__TEKS KUTIPAN__.
------------------------
PT SOLID GOLD BERJANGKA MAKASSAR - Presiden Joko Widodo agaknya tengah tak enak hati melihat fenomena
politik nasional belakangan ini. Ia, yang selalu tampil datar saat
berbicara, cenderung tidak ekspresif dan jarang sekali meledak-ledak,
akhirnya menumpahkan kekesalannya. Ketika berpidato di acara pembagian
sertifikat hak atas tanah di Jakarta Selatan, dengan nada geram ia
menyebut lawan politiknya sebagai "politikus sontoloyo".
Istilah
"politikus sontoloyo" merujuk pada karakter politikus yang selalu
mempolitisasi kebijakan pemerintah dan menghalalkan segala macam cara
--termasuk mengadu domba, mengeksploitasi kebencian, serta cara-cara
tidak beretika lainnya-- untuk menarik simpati masyarakat.
------------------------
(Entri anotasi spasial)
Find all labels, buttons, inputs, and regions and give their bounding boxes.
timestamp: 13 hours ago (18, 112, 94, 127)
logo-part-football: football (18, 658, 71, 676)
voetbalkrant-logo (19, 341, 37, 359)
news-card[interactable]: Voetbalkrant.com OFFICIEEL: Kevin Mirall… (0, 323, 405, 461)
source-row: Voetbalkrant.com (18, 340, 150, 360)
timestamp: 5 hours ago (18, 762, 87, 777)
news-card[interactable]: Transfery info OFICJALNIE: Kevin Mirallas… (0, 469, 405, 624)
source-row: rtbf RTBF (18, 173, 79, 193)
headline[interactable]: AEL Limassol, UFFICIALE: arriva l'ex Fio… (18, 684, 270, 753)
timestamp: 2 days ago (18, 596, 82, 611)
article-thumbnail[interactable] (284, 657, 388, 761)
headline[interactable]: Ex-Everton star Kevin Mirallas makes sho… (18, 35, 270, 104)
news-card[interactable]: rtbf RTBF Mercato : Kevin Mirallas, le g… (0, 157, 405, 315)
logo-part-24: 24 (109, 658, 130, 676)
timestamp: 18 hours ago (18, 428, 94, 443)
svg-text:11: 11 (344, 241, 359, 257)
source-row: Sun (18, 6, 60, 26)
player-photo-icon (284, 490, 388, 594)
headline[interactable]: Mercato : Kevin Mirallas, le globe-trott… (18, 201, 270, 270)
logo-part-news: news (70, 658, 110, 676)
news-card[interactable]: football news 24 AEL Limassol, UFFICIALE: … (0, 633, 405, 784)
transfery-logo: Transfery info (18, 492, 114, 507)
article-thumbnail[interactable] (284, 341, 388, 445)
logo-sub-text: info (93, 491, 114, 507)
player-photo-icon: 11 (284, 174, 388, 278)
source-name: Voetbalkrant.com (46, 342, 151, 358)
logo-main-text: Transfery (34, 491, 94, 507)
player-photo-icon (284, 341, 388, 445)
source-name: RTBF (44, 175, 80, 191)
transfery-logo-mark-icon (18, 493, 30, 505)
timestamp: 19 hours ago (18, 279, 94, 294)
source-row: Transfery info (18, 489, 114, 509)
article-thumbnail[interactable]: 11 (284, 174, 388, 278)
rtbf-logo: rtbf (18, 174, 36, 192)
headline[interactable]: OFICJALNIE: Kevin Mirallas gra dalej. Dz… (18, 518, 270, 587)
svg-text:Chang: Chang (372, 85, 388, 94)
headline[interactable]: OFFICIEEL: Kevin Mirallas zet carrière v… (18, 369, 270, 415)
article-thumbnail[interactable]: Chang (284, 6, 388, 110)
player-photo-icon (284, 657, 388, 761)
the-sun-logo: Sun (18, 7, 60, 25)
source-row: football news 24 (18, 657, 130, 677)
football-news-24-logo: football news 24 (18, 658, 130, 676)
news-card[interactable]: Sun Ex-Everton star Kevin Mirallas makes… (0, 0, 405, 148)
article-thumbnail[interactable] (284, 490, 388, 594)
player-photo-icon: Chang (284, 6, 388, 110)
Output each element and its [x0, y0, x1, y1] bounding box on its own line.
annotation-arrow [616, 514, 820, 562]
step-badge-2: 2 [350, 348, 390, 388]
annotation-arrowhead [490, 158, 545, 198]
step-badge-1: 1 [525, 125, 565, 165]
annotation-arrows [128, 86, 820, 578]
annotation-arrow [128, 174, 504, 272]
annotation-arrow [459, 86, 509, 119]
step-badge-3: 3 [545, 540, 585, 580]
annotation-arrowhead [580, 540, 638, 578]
------------------------
Tulis ulang bagian teks tentang istilah "politikus sontoloyo" yang dibuka dengan kata-kata "PT SOLID GOLD" dan ditutup dengan "menarik simpati masyarakat.", lalu ganti "datar" dengan "tenang".

__JAWABAN LATIHAN__.
PT SOLID GOLD BERJANGKA MAKASSAR - Presiden Joko Widodo agaknya tengah tak enak hati melihat fenomena
politik nasional belakangan ini. Ia, yang selalu tampil tenang saat
berbicara, cenderung tidak ekspresif dan jarang sekali meledak-ledak,
akhirnya menumpahkan kekesalannya. Ketika berpidato di acara pembagian
sertifikat hak atas tanah di Jakarta Selatan, dengan nada geram ia
menyebut lawan politiknya sebagai "politikus sontoloyo".
Istilah
"politikus sontoloyo" merujuk pada karakter politikus yang selalu
mempolitisasi kebijakan pemerintah dan menghalalkan segala macam cara
--termasuk mengadu domba, mengeksploitasi kebencian, serta cara-cara
tidak beretika lainnya-- untuk menarik simpati masyarakat.